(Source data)
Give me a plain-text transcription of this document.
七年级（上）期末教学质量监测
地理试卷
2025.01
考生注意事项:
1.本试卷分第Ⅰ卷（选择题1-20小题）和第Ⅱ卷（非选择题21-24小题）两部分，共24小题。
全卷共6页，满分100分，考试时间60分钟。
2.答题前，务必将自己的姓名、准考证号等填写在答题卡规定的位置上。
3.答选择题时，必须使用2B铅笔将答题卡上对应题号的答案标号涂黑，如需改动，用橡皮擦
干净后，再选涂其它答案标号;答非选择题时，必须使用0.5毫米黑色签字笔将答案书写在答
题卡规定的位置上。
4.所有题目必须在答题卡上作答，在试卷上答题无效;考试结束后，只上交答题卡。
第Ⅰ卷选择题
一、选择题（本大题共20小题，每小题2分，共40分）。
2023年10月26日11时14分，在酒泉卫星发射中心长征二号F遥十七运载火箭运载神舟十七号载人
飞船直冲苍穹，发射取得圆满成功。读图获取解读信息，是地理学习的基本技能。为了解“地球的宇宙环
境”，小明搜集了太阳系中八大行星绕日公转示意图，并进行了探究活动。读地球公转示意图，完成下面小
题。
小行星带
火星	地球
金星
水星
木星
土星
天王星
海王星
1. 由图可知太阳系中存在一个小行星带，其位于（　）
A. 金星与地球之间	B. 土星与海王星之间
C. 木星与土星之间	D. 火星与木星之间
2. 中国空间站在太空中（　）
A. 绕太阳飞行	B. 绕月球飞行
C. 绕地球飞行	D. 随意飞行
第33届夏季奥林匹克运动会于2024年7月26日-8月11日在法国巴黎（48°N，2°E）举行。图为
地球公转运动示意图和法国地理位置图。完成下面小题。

→ Instructions to follow: Copy out the full listing exactly.

→ Output of the task:
Give me a plain-text transcription of this document.
七年级（上）期末教学质量监测
地理试卷
2025.01
考生注意事项:
1.本试卷分第Ⅰ卷（选择题1-20小题）和第Ⅱ卷（非选择题21-24小题）两部分，共24小题。
全卷共6页，满分100分，考试时间60分钟。
2.答题前，务必将自己的姓名、准考证号等填写在答题卡规定的位置上。
3.答选择题时，必须使用2B铅笔将答题卡上对应题号的答案标号涂黑，如需改动，用橡皮擦
干净后，再选涂其它答案标号;答非选择题时，必须使用0.5毫米黑色签字笔将答案书写在答
题卡规定的位置上。
4.所有题目必须在答题卡上作答，在试卷上答题无效;考试结束后，只上交答题卡。
第Ⅰ卷选择题
一、选择题（本大题共20小题，每小题2分，共40分）。
2023年10月26日11时14分，在酒泉卫星发射中心长征二号F遥十七运载火箭运载神舟十七号载人
飞船直冲苍穹，发射取得圆满成功。读图获取解读信息，是地理学习的基本技能。为了解“地球的宇宙环
境”，小明搜集了太阳系中八大行星绕日公转示意图，并进行了探究活动。读地球公转示意图，完成下面小
题。
小行星带
火星	地球
金星
水星
木星
土星
天王星
海王星
1. 由图可知太阳系中存在一个小行星带，其位于（　）
A. 金星与地球之间	B. 土星与海王星之间
C. 木星与土星之间	D. 火星与木星之间
2. 中国空间站在太空中（　）
A. 绕太阳飞行	B. 绕月球飞行
C. 绕地球飞行	D. 随意飞行
第33届夏季奥林匹克运动会于2024年7月26日-8月11日在法国巴黎（48°N，2°E）举行。图为
地球公转运动示意图和法国地理位置图。完成下面小题。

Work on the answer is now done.